● **Data provided**
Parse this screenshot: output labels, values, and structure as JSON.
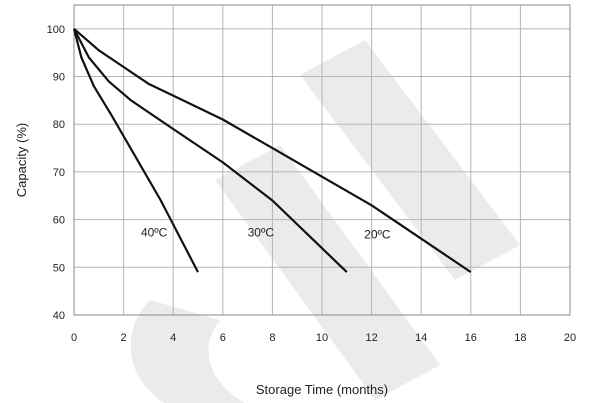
{
  "chart_data": {
    "type": "line",
    "title": "",
    "xlabel": "Storage Time (months)",
    "ylabel": "Capacity (%)",
    "xlim": [
      0,
      20
    ],
    "ylim": [
      40,
      105
    ],
    "xticks": [
      0,
      2,
      4,
      6,
      8,
      10,
      12,
      14,
      16,
      18,
      20
    ],
    "yticks": [
      40,
      50,
      60,
      70,
      80,
      90,
      100
    ],
    "grid": true,
    "legend": "none",
    "line_color": "#111111",
    "series": [
      {
        "name": "40ºC",
        "points": [
          [
            0,
            100
          ],
          [
            0.3,
            94
          ],
          [
            0.8,
            88
          ],
          [
            1.5,
            82
          ],
          [
            2.5,
            73
          ],
          [
            3.5,
            64
          ],
          [
            4.4,
            55
          ],
          [
            5,
            49
          ]
        ]
      },
      {
        "name": "30ºC",
        "points": [
          [
            0,
            100
          ],
          [
            0.6,
            94
          ],
          [
            1.4,
            89
          ],
          [
            2.3,
            85
          ],
          [
            4,
            79
          ],
          [
            6,
            72
          ],
          [
            8,
            64
          ],
          [
            10,
            54
          ],
          [
            11,
            49
          ]
        ]
      },
      {
        "name": "20ºC",
        "points": [
          [
            0,
            100
          ],
          [
            1,
            95.5
          ],
          [
            2,
            92
          ],
          [
            3,
            88.5
          ],
          [
            4,
            86
          ],
          [
            6,
            81
          ],
          [
            8,
            75
          ],
          [
            10,
            69
          ],
          [
            12,
            63
          ],
          [
            14,
            56
          ],
          [
            16,
            49
          ]
        ]
      }
    ],
    "series_label_positions": [
      [
        2.7,
        56.5
      ],
      [
        7,
        56.5
      ],
      [
        11.7,
        56
      ]
    ],
    "watermark_color": "#ebebeb"
  }
}
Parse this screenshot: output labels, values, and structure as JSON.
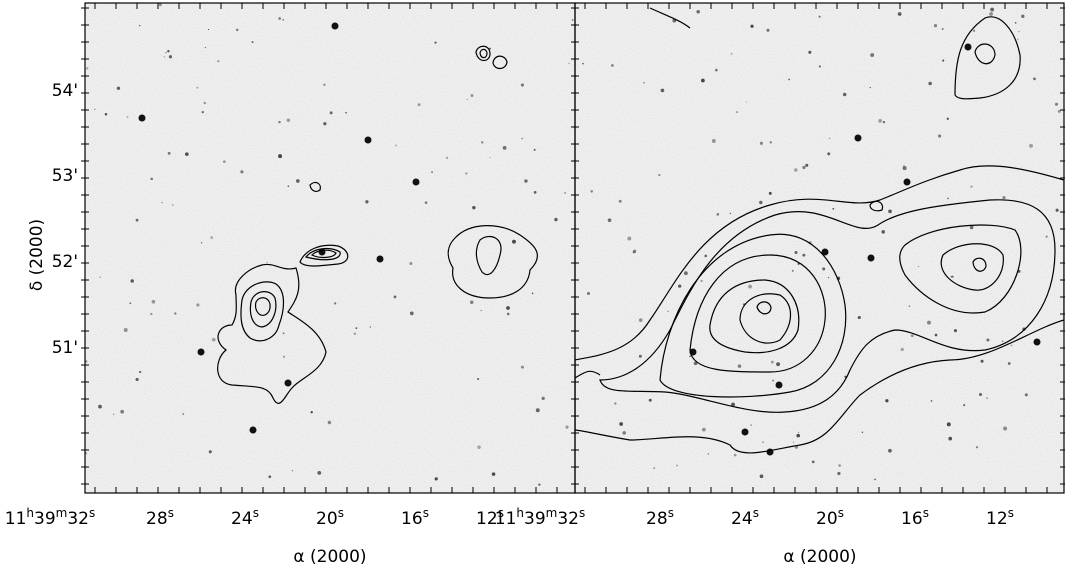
{
  "y_axis_title": "δ (2000)",
  "y_tick_labels": [
    "54'",
    "53'",
    "52'",
    "51'"
  ],
  "panels": [
    {
      "x_axis_title": "α (2000)",
      "x_tick_labels": [
        [
          "11",
          "h",
          "39",
          "m",
          "32",
          "s"
        ],
        [
          "28",
          "s"
        ],
        [
          "24",
          "s"
        ],
        [
          "20",
          "s"
        ],
        [
          "16",
          "s"
        ],
        [
          "12",
          "s"
        ]
      ]
    },
    {
      "x_axis_title": "α (2000)",
      "x_tick_labels": [
        [
          "11",
          "h",
          "39",
          "m",
          "32",
          "s"
        ],
        [
          "28",
          "s"
        ],
        [
          "24",
          "s"
        ],
        [
          "20",
          "s"
        ],
        [
          "16",
          "s"
        ],
        [
          "12",
          "s"
        ]
      ]
    }
  ]
}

● **Written task**
Copy out all the records exactly, excluding pictures.

● **Answer for the task**
Parse this screenshot: output labels, values, and structure as JSON.
{
  "chart_data": {
    "type": "line",
    "title": "",
    "xlabel": "Storage Time (months)",
    "ylabel": "Capacity (%)",
    "xlim": [
      0,
      20
    ],
    "ylim": [
      40,
      105
    ],
    "xticks": [
      0,
      2,
      4,
      6,
      8,
      10,
      12,
      14,
      16,
      18,
      20
    ],
    "yticks": [
      40,
      50,
      60,
      70,
      80,
      90,
      100
    ],
    "grid": true,
    "legend": "none",
    "line_color": "#111111",
    "series": [
      {
        "name": "40ºC",
        "points": [
          [
            0,
            100
          ],
          [
            0.3,
            94
          ],
          [
            0.8,
            88
          ],
          [
            1.5,
            82
          ],
          [
            2.5,
            73
          ],
          [
            3.5,
            64
          ],
          [
            4.4,
            55
          ],
          [
            5,
            49
          ]
        ]
      },
      {
        "name": "30ºC",
        "points": [
          [
            0,
            100
          ],
          [
            0.6,
            94
          ],
          [
            1.4,
            89
          ],
          [
            2.3,
            85
          ],
          [
            4,
            79
          ],
          [
            6,
            72
          ],
          [
            8,
            64
          ],
          [
            10,
            54
          ],
          [
            11,
            49
          ]
        ]
      },
      {
        "name": "20ºC",
        "points": [
          [
            0,
            100
          ],
          [
            1,
            95.5
          ],
          [
            2,
            92
          ],
          [
            3,
            88.5
          ],
          [
            4,
            86
          ],
          [
            6,
            81
          ],
          [
            8,
            75
          ],
          [
            10,
            69
          ],
          [
            12,
            63
          ],
          [
            14,
            56
          ],
          [
            16,
            49
          ]
        ]
      }
    ],
    "series_label_positions": [
      [
        2.7,
        56.5
      ],
      [
        7,
        56.5
      ],
      [
        11.7,
        56
      ]
    ],
    "watermark_color": "#ebebeb"
  }
}
Parse this screenshot: output labels, values, and structure as JSON.
{
  "y_axis_title": "δ (2000)",
  "y_tick_labels": [
    "54'",
    "53'",
    "52'",
    "51'"
  ],
  "panels": [
    {
      "x_axis_title": "α (2000)",
      "x_tick_labels": [
        [
          "11",
          "h",
          "39",
          "m",
          "32",
          "s"
        ],
        [
          "28",
          "s"
        ],
        [
          "24",
          "s"
        ],
        [
          "20",
          "s"
        ],
        [
          "16",
          "s"
        ],
        [
          "12",
          "s"
        ]
      ]
    },
    {
      "x_axis_title": "α (2000)",
      "x_tick_labels": [
        [
          "11",
          "h",
          "39",
          "m",
          "32",
          "s"
        ],
        [
          "28",
          "s"
        ],
        [
          "24",
          "s"
        ],
        [
          "20",
          "s"
        ],
        [
          "16",
          "s"
        ],
        [
          "12",
          "s"
        ]
      ]
    }
  ]
}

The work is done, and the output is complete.